• _Challenge_
Reproduce the material exactly, omitting nothing.

--- BEGIN Given records ---

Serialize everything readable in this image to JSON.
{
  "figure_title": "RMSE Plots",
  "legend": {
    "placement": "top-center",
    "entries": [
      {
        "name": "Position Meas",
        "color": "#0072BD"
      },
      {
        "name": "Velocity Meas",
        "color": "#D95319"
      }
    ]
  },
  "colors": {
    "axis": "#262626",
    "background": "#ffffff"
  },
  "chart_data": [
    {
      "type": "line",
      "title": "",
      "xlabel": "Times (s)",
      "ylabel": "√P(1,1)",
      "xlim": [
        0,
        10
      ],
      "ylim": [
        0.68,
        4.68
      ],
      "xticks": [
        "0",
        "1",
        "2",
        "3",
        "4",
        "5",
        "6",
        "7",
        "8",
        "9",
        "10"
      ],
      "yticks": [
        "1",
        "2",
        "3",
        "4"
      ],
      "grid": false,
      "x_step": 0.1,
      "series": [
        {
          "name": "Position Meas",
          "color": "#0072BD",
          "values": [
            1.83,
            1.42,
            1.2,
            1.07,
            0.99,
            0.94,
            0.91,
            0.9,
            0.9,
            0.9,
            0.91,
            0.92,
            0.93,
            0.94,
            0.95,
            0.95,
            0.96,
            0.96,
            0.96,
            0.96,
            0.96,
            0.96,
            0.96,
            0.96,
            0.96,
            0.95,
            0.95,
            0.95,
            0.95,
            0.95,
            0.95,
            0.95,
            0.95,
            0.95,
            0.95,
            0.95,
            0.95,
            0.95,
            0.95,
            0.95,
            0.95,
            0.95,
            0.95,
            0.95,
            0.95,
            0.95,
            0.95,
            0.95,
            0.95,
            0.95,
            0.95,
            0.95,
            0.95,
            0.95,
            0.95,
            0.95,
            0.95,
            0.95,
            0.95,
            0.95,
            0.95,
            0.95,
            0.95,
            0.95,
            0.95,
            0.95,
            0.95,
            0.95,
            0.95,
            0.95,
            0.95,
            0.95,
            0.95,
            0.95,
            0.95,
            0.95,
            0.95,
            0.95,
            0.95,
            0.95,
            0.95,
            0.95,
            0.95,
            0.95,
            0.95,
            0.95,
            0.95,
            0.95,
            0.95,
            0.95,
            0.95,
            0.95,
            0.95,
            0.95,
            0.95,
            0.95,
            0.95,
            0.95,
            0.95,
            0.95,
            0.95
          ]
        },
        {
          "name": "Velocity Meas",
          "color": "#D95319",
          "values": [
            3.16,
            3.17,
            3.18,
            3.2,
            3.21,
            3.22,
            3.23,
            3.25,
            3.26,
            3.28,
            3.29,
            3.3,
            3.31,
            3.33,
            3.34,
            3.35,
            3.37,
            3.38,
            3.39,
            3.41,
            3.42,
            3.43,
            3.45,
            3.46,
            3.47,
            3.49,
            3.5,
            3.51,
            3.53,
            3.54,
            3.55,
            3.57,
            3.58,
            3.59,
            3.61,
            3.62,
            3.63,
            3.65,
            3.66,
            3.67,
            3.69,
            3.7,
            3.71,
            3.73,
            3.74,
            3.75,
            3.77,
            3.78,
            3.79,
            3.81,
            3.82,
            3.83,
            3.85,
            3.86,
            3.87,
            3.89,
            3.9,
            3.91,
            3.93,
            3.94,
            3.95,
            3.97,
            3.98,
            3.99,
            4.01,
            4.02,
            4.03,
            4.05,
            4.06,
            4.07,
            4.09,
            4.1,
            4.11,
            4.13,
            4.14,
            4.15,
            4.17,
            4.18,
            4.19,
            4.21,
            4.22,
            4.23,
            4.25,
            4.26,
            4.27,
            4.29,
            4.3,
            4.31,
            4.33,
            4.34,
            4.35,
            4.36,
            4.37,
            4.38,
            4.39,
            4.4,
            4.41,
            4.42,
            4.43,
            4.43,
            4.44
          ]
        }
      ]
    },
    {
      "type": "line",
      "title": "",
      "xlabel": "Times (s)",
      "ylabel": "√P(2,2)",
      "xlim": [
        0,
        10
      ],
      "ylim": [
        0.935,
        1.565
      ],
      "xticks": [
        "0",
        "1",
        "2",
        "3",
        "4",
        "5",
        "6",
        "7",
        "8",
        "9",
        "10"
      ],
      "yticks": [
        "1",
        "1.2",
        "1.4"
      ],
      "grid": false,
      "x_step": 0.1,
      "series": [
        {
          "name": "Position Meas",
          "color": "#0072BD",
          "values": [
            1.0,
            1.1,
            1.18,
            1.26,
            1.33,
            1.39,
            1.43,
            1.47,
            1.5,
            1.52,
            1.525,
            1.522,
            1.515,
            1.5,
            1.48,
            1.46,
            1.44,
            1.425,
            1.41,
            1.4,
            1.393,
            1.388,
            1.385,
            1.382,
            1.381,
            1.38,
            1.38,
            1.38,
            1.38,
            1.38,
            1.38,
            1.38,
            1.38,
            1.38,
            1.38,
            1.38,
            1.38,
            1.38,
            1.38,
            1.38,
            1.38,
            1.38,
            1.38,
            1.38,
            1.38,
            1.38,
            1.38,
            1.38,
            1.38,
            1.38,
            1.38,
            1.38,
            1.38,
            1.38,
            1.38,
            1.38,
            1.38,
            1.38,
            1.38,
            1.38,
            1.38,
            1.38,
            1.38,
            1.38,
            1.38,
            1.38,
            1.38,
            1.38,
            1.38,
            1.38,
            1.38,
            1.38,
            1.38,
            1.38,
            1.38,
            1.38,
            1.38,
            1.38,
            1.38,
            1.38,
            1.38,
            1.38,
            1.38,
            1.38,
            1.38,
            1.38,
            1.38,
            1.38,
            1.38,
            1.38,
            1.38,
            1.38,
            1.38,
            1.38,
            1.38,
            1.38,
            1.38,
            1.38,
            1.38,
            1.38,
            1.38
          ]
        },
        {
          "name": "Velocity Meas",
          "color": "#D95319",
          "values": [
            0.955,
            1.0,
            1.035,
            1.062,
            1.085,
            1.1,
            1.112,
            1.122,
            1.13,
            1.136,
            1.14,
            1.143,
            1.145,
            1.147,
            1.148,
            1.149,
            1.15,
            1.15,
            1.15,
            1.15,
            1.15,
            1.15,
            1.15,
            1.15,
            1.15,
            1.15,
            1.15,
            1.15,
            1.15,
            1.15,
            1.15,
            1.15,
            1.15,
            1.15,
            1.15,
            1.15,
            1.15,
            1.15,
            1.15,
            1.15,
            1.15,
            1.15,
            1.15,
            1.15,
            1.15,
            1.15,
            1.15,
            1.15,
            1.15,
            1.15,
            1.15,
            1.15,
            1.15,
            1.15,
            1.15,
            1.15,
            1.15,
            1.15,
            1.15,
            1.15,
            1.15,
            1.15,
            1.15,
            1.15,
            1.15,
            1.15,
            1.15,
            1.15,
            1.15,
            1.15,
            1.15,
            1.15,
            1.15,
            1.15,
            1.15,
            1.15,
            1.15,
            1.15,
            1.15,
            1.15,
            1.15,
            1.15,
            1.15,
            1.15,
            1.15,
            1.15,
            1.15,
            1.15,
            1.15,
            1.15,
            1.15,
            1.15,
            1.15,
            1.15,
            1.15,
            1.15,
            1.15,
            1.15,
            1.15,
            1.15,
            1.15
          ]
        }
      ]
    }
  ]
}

--- END Given records ---

• _Exercise output_
Serialize everything readable in this image to JSON.
{
  "figure_title": "RMSE Plots",
  "legend": {
    "placement": "top-center",
    "entries": [
      {
        "name": "Position Meas",
        "color": "#0072BD"
      },
      {
        "name": "Velocity Meas",
        "color": "#D95319"
      }
    ]
  },
  "colors": {
    "axis": "#262626",
    "background": "#ffffff"
  },
  "chart_data": [
    {
      "type": "line",
      "title": "",
      "xlabel": "Times (s)",
      "ylabel": "√P(1,1)",
      "xlim": [
        0,
        10
      ],
      "ylim": [
        0.68,
        4.68
      ],
      "xticks": [
        "0",
        "1",
        "2",
        "3",
        "4",
        "5",
        "6",
        "7",
        "8",
        "9",
        "10"
      ],
      "yticks": [
        "1",
        "2",
        "3",
        "4"
      ],
      "grid": false,
      "x_step": 0.1,
      "series": [
        {
          "name": "Position Meas",
          "color": "#0072BD",
          "values": [
            1.83,
            1.42,
            1.2,
            1.07,
            0.99,
            0.94,
            0.91,
            0.9,
            0.9,
            0.9,
            0.91,
            0.92,
            0.93,
            0.94,
            0.95,
            0.95,
            0.96,
            0.96,
            0.96,
            0.96,
            0.96,
            0.96,
            0.96,
            0.96,
            0.96,
            0.95,
            0.95,
            0.95,
            0.95,
            0.95,
            0.95,
            0.95,
            0.95,
            0.95,
            0.95,
            0.95,
            0.95,
            0.95,
            0.95,
            0.95,
            0.95,
            0.95,
            0.95,
            0.95,
            0.95,
            0.95,
            0.95,
            0.95,
            0.95,
            0.95,
            0.95,
            0.95,
            0.95,
            0.95,
            0.95,
            0.95,
            0.95,
            0.95,
            0.95,
            0.95,
            0.95,
            0.95,
            0.95,
            0.95,
            0.95,
            0.95,
            0.95,
            0.95,
            0.95,
            0.95,
            0.95,
            0.95,
            0.95,
            0.95,
            0.95,
            0.95,
            0.95,
            0.95,
            0.95,
            0.95,
            0.95,
            0.95,
            0.95,
            0.95,
            0.95,
            0.95,
            0.95,
            0.95,
            0.95,
            0.95,
            0.95,
            0.95,
            0.95,
            0.95,
            0.95,
            0.95,
            0.95,
            0.95,
            0.95,
            0.95,
            0.95
          ]
        },
        {
          "name": "Velocity Meas",
          "color": "#D95319",
          "values": [
            3.16,
            3.17,
            3.18,
            3.2,
            3.21,
            3.22,
            3.23,
            3.25,
            3.26,
            3.28,
            3.29,
            3.3,
            3.31,
            3.33,
            3.34,
            3.35,
            3.37,
            3.38,
            3.39,
            3.41,
            3.42,
            3.43,
            3.45,
            3.46,
            3.47,
            3.49,
            3.5,
            3.51,
            3.53,
            3.54,
            3.55,
            3.57,
            3.58,
            3.59,
            3.61,
            3.62,
            3.63,
            3.65,
            3.66,
            3.67,
            3.69,
            3.7,
            3.71,
            3.73,
            3.74,
            3.75,
            3.77,
            3.78,
            3.79,
            3.81,
            3.82,
            3.83,
            3.85,
            3.86,
            3.87,
            3.89,
            3.9,
            3.91,
            3.93,
            3.94,
            3.95,
            3.97,
            3.98,
            3.99,
            4.01,
            4.02,
            4.03,
            4.05,
            4.06,
            4.07,
            4.09,
            4.1,
            4.11,
            4.13,
            4.14,
            4.15,
            4.17,
            4.18,
            4.19,
            4.21,
            4.22,
            4.23,
            4.25,
            4.26,
            4.27,
            4.29,
            4.3,
            4.31,
            4.33,
            4.34,
            4.35,
            4.36,
            4.37,
            4.38,
            4.39,
            4.4,
            4.41,
            4.42,
            4.43,
            4.43,
            4.44
          ]
        }
      ]
    },
    {
      "type": "line",
      "title": "",
      "xlabel": "Times (s)",
      "ylabel": "√P(2,2)",
      "xlim": [
        0,
        10
      ],
      "ylim": [
        0.935,
        1.565
      ],
      "xticks": [
        "0",
        "1",
        "2",
        "3",
        "4",
        "5",
        "6",
        "7",
        "8",
        "9",
        "10"
      ],
      "yticks": [
        "1",
        "1.2",
        "1.4"
      ],
      "grid": false,
      "x_step": 0.1,
      "series": [
        {
          "name": "Position Meas",
          "color": "#0072BD",
          "values": [
            1.0,
            1.1,
            1.18,
            1.26,
            1.33,
            1.39,
            1.43,
            1.47,
            1.5,
            1.52,
            1.525,
            1.522,
            1.515,
            1.5,
            1.48,
            1.46,
            1.44,
            1.425,
            1.41,
            1.4,
            1.393,
            1.388,
            1.385,
            1.382,
            1.381,
            1.38,
            1.38,
            1.38,
            1.38,
            1.38,
            1.38,
            1.38,
            1.38,
            1.38,
            1.38,
            1.38,
            1.38,
            1.38,
            1.38,
            1.38,
            1.38,
            1.38,
            1.38,
            1.38,
            1.38,
            1.38,
            1.38,
            1.38,
            1.38,
            1.38,
            1.38,
            1.38,
            1.38,
            1.38,
            1.38,
            1.38,
            1.38,
            1.38,
            1.38,
            1.38,
            1.38,
            1.38,
            1.38,
            1.38,
            1.38,
            1.38,
            1.38,
            1.38,
            1.38,
            1.38,
            1.38,
            1.38,
            1.38,
            1.38,
            1.38,
            1.38,
            1.38,
            1.38,
            1.38,
            1.38,
            1.38,
            1.38,
            1.38,
            1.38,
            1.38,
            1.38,
            1.38,
            1.38,
            1.38,
            1.38,
            1.38,
            1.38,
            1.38,
            1.38,
            1.38,
            1.38,
            1.38,
            1.38,
            1.38,
            1.38,
            1.38
          ]
        },
        {
          "name": "Velocity Meas",
          "color": "#D95319",
          "values": [
            0.955,
            1.0,
            1.035,
            1.062,
            1.085,
            1.1,
            1.112,
            1.122,
            1.13,
            1.136,
            1.14,
            1.143,
            1.145,
            1.147,
            1.148,
            1.149,
            1.15,
            1.15,
            1.15,
            1.15,
            1.15,
            1.15,
            1.15,
            1.15,
            1.15,
            1.15,
            1.15,
            1.15,
            1.15,
            1.15,
            1.15,
            1.15,
            1.15,
            1.15,
            1.15,
            1.15,
            1.15,
            1.15,
            1.15,
            1.15,
            1.15,
            1.15,
            1.15,
            1.15,
            1.15,
            1.15,
            1.15,
            1.15,
            1.15,
            1.15,
            1.15,
            1.15,
            1.15,
            1.15,
            1.15,
            1.15,
            1.15,
            1.15,
            1.15,
            1.15,
            1.15,
            1.15,
            1.15,
            1.15,
            1.15,
            1.15,
            1.15,
            1.15,
            1.15,
            1.15,
            1.15,
            1.15,
            1.15,
            1.15,
            1.15,
            1.15,
            1.15,
            1.15,
            1.15,
            1.15,
            1.15,
            1.15,
            1.15,
            1.15,
            1.15,
            1.15,
            1.15,
            1.15,
            1.15,
            1.15,
            1.15,
            1.15,
            1.15,
            1.15,
            1.15,
            1.15,
            1.15,
            1.15,
            1.15,
            1.15,
            1.15
          ]
        }
      ]
    }
  ]
}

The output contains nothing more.